- [Objective] Print the records again, character for character.

Items from a data source
____

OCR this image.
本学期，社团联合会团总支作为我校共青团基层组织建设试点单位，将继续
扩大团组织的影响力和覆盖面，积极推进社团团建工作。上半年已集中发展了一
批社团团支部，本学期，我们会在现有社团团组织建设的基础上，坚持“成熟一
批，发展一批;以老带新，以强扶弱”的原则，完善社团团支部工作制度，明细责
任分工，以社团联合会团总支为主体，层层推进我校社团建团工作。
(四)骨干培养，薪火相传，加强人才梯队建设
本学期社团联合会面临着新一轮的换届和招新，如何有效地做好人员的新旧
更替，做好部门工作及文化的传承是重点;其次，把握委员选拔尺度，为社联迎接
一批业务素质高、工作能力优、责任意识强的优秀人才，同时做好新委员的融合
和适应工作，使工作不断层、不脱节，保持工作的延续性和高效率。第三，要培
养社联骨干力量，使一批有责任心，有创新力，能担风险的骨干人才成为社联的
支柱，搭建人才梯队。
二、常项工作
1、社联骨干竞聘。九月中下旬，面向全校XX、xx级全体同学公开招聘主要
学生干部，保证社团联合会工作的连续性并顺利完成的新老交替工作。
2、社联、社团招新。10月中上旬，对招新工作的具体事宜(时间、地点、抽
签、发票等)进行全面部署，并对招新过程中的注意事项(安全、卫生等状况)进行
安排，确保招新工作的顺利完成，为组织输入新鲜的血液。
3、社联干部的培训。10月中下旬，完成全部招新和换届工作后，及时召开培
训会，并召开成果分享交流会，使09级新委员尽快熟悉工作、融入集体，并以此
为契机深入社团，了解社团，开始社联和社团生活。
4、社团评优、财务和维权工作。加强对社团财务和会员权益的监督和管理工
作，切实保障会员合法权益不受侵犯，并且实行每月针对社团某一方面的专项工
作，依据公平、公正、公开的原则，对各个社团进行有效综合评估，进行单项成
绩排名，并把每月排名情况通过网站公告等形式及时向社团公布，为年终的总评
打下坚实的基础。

____

- [Completed task]
OCR this image.
本学期，社团联合会团总支作为我校共青团基层组织建设试点单位，将继续
扩大团组织的影响力和覆盖面，积极推进社团团建工作。上半年已集中发展了一
批社团团支部，本学期，我们会在现有社团团组织建设的基础上，坚持“成熟一
批，发展一批;以老带新，以强扶弱”的原则，完善社团团支部工作制度，明细责
任分工，以社团联合会团总支为主体，层层推进我校社团建团工作。
(四)骨干培养，薪火相传，加强人才梯队建设
本学期社团联合会面临着新一轮的换届和招新，如何有效地做好人员的新旧
更替，做好部门工作及文化的传承是重点;其次，把握委员选拔尺度，为社联迎接
一批业务素质高、工作能力优、责任意识强的优秀人才，同时做好新委员的融合
和适应工作，使工作不断层、不脱节，保持工作的延续性和高效率。第三，要培
养社联骨干力量，使一批有责任心，有创新力，能担风险的骨干人才成为社联的
支柱，搭建人才梯队。
二、常项工作
1、社联骨干竞聘。九月中下旬，面向全校XX、xx级全体同学公开招聘主要
学生干部，保证社团联合会工作的连续性并顺利完成的新老交替工作。
2、社联、社团招新。10月中上旬，对招新工作的具体事宜(时间、地点、抽
签、发票等)进行全面部署，并对招新过程中的注意事项(安全、卫生等状况)进行
安排，确保招新工作的顺利完成，为组织输入新鲜的血液。
3、社联干部的培训。10月中下旬，完成全部招新和换届工作后，及时召开培
训会，并召开成果分享交流会，使09级新委员尽快熟悉工作、融入集体，并以此
为契机深入社团，了解社团，开始社联和社团生活。
4、社团评优、财务和维权工作。加强对社团财务和会员权益的监督和管理工
作，切实保障会员合法权益不受侵犯，并且实行每月针对社团某一方面的专项工
作，依据公平、公正、公开的原则，对各个社团进行有效综合评估，进行单项成
绩排名，并把每月排名情况通过网站公告等形式及时向社团公布，为年终的总评
打下坚实的基础。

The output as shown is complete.